• [INSTRUCTIONS FOR THE TASK] Search the material for the string "toasted" and copy each line where it occurs.

• [INFORMATION SUPPLIED]

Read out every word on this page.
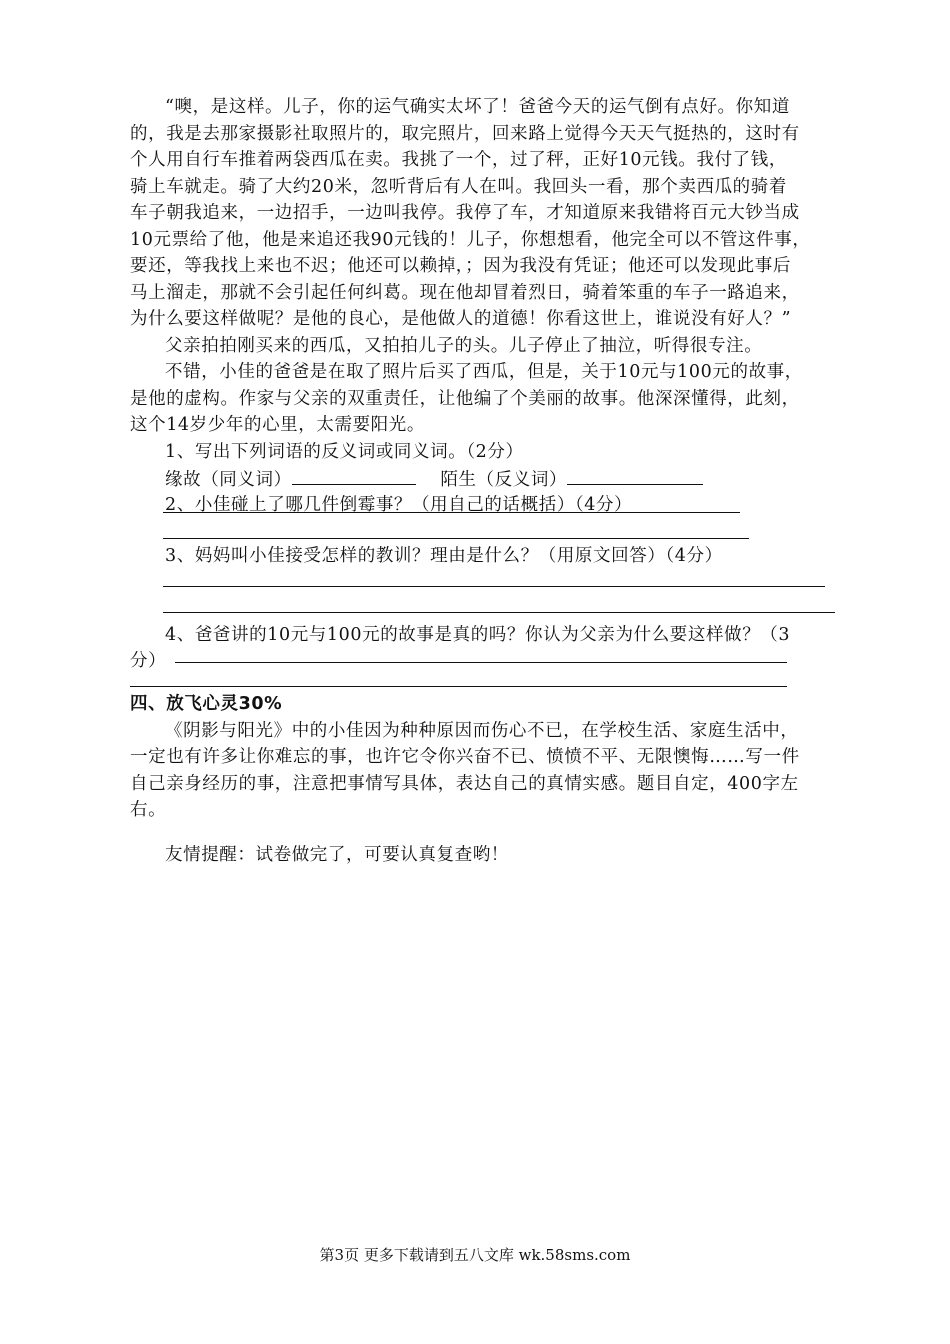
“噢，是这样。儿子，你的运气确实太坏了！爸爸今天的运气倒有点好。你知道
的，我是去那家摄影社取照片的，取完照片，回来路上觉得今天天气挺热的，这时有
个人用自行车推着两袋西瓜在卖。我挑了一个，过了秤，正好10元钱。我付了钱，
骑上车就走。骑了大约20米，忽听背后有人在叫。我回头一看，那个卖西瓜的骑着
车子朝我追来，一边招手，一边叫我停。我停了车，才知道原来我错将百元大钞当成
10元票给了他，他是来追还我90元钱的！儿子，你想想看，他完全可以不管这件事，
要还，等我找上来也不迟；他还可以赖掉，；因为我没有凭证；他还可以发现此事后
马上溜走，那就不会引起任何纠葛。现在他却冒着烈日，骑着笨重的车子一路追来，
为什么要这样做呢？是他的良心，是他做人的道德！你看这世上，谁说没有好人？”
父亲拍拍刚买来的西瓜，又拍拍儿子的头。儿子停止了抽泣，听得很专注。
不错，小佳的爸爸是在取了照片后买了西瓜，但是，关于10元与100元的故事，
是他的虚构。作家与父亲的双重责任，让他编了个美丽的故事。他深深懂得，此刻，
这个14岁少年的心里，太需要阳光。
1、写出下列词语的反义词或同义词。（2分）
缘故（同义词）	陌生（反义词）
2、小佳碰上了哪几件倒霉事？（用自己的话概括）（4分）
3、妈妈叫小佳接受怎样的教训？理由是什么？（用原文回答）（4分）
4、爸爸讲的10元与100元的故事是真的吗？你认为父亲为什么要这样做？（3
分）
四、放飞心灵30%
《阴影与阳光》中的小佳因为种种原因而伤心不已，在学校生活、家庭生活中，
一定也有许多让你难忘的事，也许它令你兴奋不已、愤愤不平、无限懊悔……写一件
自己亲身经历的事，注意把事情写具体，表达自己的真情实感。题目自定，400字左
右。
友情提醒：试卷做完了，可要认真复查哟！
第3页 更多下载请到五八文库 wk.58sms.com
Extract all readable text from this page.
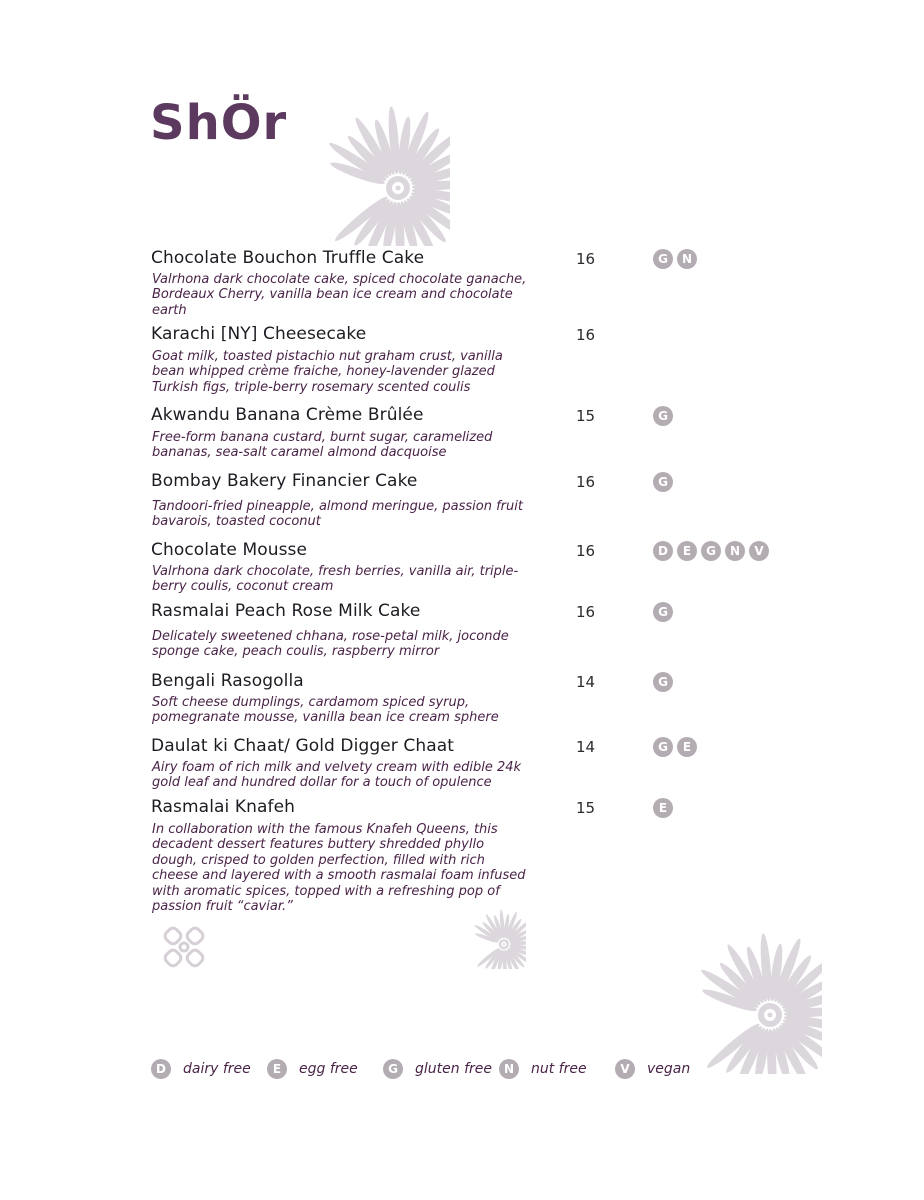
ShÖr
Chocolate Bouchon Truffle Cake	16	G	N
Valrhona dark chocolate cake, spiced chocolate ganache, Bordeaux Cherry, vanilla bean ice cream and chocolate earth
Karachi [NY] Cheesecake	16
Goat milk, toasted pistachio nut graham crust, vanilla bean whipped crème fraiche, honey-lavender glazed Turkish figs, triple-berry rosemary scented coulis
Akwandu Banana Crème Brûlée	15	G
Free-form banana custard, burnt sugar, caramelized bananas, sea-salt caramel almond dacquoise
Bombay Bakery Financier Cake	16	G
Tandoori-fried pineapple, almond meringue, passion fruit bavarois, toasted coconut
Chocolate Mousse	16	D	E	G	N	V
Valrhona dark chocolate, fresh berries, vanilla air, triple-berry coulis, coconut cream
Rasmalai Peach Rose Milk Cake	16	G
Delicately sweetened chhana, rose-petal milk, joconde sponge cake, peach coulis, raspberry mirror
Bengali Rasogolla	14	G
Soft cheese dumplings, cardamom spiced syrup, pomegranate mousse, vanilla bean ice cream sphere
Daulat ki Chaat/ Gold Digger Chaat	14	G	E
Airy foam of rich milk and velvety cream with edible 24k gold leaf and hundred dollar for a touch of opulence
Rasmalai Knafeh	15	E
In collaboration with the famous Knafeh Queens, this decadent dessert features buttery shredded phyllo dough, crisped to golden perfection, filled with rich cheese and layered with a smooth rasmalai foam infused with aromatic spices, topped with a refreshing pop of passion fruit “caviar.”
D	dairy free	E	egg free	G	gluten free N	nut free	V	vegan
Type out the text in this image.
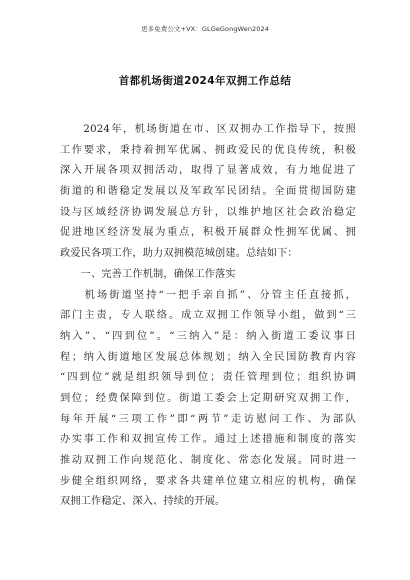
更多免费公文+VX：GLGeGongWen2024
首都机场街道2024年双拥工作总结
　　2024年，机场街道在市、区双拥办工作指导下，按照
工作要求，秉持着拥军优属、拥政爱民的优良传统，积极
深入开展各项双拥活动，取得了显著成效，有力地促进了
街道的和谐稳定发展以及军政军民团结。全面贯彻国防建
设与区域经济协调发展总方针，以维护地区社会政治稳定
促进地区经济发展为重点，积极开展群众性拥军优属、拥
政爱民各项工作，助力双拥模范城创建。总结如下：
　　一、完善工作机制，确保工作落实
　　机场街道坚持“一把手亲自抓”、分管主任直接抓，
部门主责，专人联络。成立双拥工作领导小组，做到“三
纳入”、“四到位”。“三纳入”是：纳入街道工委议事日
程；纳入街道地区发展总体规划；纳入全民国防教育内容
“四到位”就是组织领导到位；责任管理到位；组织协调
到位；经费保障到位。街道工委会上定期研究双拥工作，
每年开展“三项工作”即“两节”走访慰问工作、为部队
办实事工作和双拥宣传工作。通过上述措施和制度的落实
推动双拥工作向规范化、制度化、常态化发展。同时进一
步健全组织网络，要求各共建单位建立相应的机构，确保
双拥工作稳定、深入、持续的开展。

• [WRITTEN RESPONSE]
Goat milk, toasted pistachio nut graham crust, vanilla bean whipped crème fraiche, honey-lavender glazed Turkish figs, triple-berry rosemary scented coulis
Tandoori-fried pineapple, almond meringue, passion fruit bavarois, toasted coconut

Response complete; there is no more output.